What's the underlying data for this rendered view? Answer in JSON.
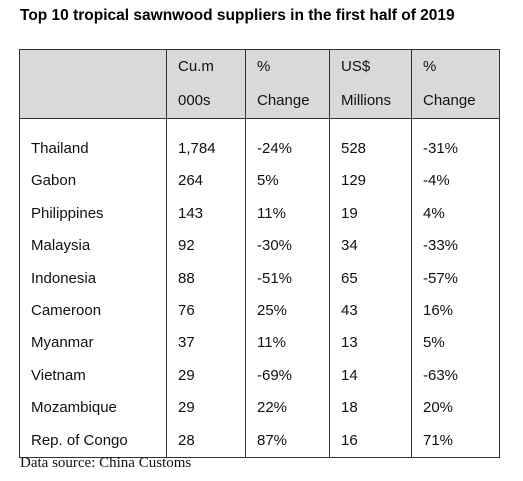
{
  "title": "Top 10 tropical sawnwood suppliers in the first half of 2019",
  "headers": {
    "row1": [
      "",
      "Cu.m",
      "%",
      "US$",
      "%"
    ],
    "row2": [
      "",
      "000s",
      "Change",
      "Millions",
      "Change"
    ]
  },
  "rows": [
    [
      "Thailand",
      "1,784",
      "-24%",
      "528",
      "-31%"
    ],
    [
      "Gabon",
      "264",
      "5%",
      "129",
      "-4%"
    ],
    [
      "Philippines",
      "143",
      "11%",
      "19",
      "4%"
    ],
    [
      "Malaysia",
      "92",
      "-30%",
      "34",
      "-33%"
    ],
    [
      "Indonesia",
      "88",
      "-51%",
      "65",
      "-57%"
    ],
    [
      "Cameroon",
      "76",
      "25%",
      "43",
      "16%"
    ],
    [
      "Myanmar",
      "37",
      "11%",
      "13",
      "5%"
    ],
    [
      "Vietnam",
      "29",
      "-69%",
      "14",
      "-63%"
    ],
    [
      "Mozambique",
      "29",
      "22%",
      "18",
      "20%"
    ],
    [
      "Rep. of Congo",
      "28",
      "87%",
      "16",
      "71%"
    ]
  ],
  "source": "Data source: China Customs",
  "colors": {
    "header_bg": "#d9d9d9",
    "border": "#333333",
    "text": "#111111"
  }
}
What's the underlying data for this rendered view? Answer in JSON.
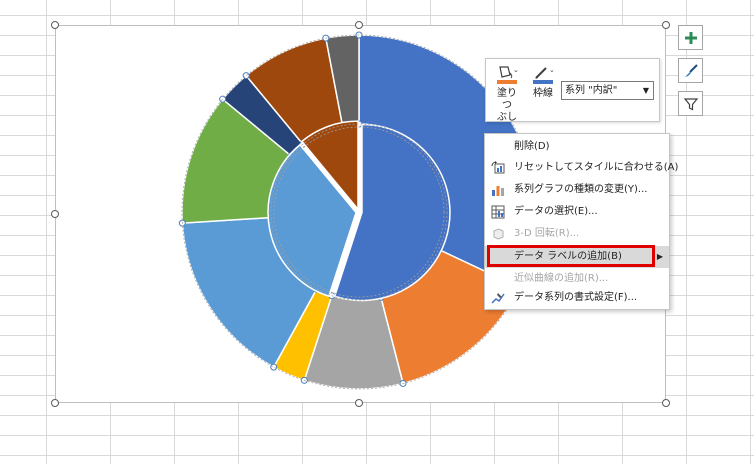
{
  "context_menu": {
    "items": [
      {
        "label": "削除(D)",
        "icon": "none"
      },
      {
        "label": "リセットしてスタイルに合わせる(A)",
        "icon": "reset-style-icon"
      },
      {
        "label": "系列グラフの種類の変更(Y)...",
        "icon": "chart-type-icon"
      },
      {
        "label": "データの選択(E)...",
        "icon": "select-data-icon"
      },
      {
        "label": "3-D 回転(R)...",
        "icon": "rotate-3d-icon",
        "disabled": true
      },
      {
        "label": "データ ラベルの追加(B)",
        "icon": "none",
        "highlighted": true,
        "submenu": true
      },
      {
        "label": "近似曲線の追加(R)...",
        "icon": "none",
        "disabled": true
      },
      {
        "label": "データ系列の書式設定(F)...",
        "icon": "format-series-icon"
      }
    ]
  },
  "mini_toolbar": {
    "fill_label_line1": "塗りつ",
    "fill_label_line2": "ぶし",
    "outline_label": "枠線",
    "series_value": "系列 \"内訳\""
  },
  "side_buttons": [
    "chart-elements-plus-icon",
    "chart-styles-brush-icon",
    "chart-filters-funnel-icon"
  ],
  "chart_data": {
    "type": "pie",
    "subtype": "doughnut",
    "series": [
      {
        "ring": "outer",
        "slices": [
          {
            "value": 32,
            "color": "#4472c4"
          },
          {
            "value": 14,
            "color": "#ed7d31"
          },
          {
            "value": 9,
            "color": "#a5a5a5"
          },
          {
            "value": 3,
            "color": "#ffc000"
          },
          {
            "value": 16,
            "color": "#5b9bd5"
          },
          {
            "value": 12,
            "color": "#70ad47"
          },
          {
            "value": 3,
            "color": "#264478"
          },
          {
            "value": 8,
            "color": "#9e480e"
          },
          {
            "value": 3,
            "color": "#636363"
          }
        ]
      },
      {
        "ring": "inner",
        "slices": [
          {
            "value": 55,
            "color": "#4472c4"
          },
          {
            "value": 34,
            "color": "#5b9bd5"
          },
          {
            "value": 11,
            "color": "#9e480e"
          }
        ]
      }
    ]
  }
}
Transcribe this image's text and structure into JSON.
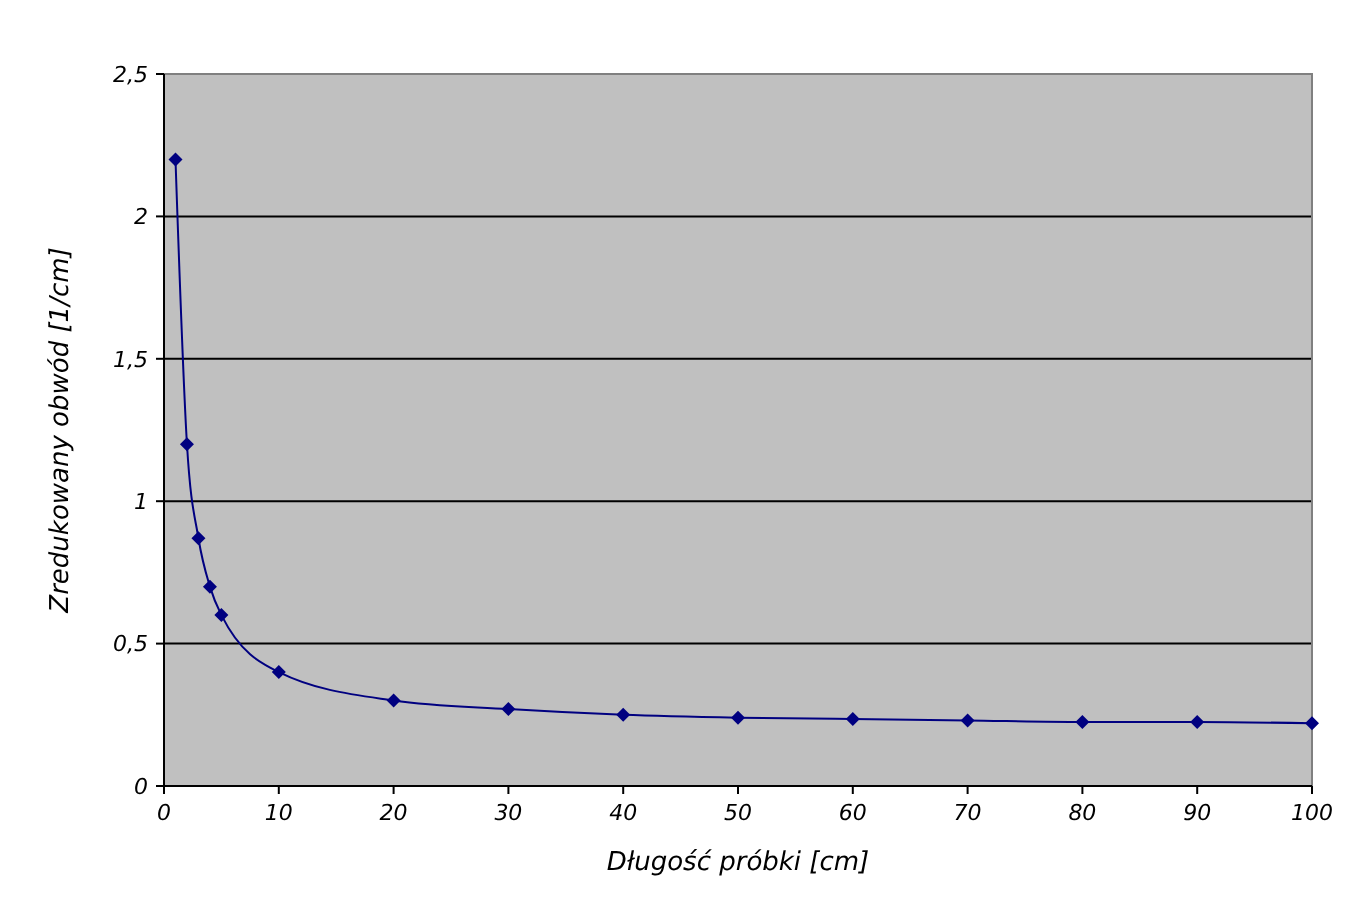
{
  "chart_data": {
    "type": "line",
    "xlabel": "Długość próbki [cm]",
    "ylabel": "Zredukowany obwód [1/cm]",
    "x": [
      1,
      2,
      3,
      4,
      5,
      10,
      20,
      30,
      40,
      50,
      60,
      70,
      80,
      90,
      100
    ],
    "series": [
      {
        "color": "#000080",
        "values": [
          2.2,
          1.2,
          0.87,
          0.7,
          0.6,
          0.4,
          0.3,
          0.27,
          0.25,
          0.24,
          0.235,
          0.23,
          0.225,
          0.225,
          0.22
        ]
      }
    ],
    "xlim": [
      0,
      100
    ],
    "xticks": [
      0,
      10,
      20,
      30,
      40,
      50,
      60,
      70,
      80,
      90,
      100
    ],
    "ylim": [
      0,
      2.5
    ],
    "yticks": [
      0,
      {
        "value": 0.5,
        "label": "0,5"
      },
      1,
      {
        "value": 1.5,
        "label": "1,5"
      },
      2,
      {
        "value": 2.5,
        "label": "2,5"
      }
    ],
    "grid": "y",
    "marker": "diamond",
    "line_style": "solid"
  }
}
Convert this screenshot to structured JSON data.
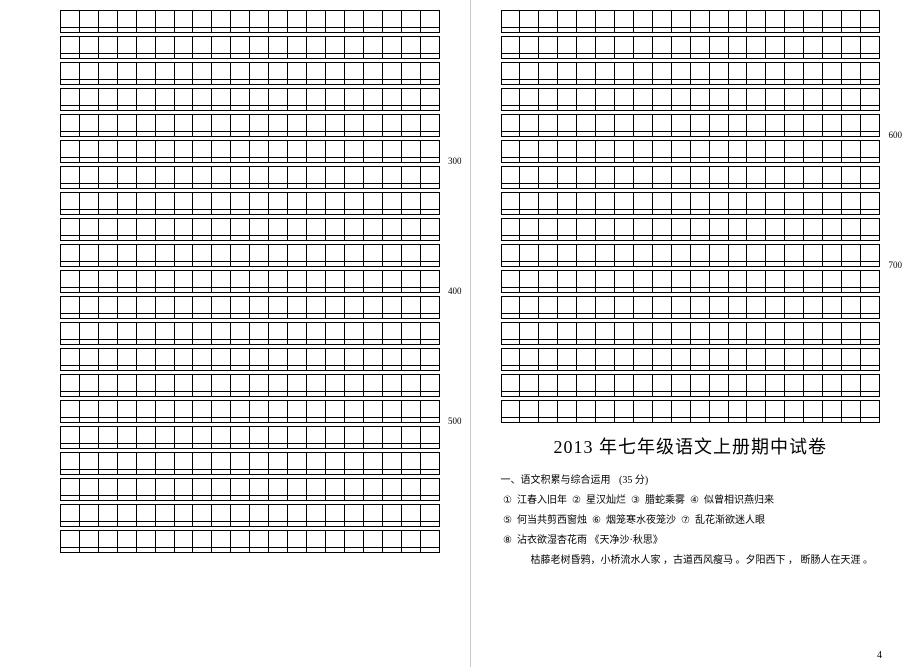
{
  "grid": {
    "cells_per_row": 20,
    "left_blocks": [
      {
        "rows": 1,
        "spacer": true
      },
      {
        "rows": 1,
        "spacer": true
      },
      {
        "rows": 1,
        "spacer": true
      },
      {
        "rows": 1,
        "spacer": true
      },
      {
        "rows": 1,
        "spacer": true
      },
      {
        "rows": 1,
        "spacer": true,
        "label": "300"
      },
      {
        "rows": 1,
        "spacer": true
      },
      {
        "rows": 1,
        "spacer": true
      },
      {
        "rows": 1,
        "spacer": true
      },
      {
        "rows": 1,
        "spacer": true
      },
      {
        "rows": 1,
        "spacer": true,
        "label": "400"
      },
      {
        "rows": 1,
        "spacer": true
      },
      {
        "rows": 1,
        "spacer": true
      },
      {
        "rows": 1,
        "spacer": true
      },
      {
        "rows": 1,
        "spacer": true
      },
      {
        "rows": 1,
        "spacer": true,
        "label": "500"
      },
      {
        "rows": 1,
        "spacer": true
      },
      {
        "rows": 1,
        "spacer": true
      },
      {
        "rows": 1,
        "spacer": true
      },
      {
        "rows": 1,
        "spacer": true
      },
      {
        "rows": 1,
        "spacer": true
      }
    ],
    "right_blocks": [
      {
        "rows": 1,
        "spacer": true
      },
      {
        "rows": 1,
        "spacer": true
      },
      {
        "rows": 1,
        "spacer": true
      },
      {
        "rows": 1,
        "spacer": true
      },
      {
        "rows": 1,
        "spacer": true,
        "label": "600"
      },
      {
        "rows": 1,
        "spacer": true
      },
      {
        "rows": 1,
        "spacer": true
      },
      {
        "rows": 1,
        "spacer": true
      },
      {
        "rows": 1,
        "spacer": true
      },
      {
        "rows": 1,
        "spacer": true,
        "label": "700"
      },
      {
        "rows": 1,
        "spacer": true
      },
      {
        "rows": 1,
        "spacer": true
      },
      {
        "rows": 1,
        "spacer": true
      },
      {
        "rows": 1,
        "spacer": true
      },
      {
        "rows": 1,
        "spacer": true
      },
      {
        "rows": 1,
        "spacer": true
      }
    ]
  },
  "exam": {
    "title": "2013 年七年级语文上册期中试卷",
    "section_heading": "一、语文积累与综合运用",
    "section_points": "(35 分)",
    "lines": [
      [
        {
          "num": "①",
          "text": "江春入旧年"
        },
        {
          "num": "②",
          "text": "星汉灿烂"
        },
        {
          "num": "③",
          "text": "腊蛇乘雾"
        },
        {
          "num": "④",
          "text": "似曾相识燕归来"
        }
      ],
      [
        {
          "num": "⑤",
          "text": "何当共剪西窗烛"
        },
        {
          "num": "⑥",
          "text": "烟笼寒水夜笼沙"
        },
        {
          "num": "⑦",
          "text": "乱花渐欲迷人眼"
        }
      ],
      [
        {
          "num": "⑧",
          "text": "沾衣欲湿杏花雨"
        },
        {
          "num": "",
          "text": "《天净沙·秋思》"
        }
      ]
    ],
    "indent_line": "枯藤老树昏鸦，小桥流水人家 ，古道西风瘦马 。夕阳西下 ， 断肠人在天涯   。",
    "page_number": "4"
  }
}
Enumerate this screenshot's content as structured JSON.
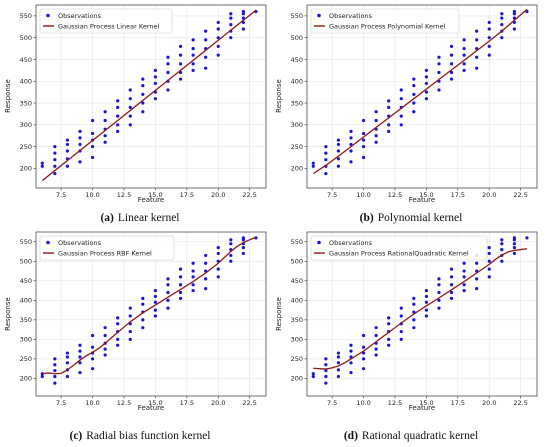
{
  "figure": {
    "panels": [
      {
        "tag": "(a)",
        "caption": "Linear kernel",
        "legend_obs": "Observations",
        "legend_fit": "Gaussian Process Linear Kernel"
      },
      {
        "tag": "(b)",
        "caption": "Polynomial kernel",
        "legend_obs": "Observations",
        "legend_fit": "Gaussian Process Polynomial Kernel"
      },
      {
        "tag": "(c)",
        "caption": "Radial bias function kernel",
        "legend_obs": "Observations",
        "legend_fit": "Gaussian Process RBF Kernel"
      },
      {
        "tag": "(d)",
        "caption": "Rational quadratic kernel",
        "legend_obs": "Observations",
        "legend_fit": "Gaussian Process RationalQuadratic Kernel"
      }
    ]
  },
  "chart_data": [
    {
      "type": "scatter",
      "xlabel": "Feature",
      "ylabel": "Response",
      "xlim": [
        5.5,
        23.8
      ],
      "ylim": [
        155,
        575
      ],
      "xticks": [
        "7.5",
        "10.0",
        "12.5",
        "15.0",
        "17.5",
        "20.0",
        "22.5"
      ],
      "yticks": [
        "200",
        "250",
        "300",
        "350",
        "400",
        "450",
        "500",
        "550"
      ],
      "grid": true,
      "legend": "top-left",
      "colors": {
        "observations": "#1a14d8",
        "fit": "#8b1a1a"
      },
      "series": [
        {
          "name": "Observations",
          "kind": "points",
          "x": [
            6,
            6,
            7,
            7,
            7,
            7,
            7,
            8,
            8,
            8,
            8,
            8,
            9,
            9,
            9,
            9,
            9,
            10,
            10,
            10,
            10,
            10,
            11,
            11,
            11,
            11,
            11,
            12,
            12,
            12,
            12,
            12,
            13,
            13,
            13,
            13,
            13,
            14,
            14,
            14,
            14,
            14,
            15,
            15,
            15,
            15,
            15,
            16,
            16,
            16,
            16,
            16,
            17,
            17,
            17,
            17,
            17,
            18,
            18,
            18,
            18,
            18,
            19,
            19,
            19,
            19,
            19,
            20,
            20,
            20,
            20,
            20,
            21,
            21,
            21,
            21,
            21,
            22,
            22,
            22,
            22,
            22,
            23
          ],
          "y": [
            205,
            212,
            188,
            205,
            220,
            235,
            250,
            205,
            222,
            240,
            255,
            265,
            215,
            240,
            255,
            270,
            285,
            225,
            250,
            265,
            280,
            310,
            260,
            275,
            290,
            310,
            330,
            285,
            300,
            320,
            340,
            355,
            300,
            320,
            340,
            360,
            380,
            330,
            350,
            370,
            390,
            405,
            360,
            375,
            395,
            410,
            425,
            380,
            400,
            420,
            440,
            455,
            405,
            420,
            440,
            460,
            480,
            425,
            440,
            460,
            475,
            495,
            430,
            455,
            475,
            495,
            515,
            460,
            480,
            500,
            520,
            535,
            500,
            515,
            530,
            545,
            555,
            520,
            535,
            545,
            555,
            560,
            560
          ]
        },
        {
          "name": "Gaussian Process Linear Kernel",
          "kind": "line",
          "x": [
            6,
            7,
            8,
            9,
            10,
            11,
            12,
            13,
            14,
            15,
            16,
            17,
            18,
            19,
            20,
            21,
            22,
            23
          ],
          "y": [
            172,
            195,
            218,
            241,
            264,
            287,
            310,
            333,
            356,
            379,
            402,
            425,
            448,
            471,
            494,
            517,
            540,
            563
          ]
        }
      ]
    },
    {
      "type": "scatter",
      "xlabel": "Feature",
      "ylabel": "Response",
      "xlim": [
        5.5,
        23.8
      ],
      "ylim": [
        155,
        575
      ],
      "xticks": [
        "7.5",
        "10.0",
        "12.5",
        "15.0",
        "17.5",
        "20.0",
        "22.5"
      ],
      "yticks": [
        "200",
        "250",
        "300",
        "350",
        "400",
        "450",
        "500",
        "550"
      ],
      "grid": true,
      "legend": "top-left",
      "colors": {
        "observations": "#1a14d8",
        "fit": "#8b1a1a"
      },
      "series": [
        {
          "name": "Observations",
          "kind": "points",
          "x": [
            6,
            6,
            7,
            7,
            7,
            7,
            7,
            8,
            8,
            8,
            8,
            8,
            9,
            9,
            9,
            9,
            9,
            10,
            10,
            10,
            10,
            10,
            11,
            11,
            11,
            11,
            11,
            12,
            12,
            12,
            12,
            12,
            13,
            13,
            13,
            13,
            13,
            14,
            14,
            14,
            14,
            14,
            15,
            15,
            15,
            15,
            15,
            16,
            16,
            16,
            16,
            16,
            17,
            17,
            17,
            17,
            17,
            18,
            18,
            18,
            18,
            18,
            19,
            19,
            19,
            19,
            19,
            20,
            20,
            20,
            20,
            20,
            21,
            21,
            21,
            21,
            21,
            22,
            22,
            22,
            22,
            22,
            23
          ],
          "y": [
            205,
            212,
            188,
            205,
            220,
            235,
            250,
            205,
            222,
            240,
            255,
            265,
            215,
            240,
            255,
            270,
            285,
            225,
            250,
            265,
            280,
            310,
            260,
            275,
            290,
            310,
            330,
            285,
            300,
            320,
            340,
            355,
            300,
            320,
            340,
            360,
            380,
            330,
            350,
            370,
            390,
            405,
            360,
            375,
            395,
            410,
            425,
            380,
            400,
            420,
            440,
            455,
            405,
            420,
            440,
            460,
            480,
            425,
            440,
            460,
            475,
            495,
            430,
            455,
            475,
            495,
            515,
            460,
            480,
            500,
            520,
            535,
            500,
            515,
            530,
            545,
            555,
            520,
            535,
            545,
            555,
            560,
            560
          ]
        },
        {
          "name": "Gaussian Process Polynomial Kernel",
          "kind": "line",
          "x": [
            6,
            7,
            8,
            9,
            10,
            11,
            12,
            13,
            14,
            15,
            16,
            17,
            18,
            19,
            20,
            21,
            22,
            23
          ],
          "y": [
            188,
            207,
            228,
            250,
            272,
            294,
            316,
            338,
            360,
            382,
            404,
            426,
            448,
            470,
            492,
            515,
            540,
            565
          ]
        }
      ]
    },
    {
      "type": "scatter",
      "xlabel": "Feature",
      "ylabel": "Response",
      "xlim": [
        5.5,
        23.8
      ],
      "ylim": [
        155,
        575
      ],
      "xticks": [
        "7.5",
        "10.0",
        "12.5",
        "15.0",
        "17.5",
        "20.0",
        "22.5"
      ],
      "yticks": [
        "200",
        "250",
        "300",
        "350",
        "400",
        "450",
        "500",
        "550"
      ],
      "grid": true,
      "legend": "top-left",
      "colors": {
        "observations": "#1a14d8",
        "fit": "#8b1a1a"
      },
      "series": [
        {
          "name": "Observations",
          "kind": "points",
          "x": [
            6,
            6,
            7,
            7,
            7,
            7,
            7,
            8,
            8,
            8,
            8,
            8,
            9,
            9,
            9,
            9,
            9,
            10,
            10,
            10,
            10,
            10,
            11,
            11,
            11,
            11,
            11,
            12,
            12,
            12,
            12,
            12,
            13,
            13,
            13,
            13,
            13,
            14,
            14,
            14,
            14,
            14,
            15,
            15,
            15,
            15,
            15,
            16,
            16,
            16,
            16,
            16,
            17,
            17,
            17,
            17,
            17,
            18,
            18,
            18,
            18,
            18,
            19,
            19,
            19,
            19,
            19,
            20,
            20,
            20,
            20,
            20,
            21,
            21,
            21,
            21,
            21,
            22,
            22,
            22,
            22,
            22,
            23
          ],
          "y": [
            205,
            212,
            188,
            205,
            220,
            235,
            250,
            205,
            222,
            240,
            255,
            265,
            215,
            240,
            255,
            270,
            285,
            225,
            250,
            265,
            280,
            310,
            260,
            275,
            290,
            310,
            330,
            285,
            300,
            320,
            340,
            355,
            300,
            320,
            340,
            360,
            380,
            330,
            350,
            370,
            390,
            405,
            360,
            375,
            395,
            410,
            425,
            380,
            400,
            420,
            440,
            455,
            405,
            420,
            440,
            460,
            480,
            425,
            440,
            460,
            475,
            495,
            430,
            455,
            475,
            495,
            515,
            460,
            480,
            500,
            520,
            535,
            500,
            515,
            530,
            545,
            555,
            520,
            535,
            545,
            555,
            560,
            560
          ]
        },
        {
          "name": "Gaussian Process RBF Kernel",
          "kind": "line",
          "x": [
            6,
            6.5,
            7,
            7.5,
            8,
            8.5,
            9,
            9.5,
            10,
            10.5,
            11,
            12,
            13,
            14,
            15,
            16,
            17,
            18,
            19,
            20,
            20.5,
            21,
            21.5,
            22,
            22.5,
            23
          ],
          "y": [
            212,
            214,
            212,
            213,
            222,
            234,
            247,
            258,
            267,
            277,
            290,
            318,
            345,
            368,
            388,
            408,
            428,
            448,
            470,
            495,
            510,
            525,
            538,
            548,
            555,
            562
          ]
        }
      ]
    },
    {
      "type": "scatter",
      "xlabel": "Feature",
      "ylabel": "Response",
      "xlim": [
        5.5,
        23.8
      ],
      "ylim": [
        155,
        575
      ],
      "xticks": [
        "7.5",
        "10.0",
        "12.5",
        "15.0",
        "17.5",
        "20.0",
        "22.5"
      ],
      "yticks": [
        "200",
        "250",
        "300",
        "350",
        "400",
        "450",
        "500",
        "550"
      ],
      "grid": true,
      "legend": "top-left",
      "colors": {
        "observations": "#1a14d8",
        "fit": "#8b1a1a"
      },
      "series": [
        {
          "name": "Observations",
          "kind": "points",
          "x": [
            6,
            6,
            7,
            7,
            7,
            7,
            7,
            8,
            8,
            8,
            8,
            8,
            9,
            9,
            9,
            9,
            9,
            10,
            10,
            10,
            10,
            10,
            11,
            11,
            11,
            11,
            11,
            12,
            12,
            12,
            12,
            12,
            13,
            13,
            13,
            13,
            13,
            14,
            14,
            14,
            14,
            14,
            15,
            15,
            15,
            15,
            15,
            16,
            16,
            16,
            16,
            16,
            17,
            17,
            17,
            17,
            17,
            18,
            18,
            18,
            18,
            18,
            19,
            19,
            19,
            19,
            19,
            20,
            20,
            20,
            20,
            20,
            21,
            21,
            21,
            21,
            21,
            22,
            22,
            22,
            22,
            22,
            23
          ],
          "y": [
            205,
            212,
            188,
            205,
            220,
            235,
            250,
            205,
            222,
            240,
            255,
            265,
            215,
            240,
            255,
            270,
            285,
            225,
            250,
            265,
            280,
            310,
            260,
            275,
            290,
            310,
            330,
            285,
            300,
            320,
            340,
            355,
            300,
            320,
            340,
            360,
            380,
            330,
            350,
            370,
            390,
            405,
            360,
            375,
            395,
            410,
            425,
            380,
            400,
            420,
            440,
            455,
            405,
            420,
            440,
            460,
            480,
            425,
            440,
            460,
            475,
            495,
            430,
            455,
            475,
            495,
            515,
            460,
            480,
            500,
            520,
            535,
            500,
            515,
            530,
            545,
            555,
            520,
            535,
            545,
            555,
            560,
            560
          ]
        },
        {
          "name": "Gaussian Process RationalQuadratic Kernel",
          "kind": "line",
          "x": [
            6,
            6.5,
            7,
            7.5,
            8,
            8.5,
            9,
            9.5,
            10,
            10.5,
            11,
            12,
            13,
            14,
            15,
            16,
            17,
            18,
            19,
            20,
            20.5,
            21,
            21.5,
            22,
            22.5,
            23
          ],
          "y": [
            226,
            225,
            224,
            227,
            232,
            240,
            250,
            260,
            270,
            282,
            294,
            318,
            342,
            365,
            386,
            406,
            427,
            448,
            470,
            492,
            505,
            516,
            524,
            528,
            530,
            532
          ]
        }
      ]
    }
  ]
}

☆ ☆ ☆ ☆ ☆ ☆ ☆

# Required task:
Go through the material above and count the lines that include "screenshot". Give the number alone.

# Full solution:
2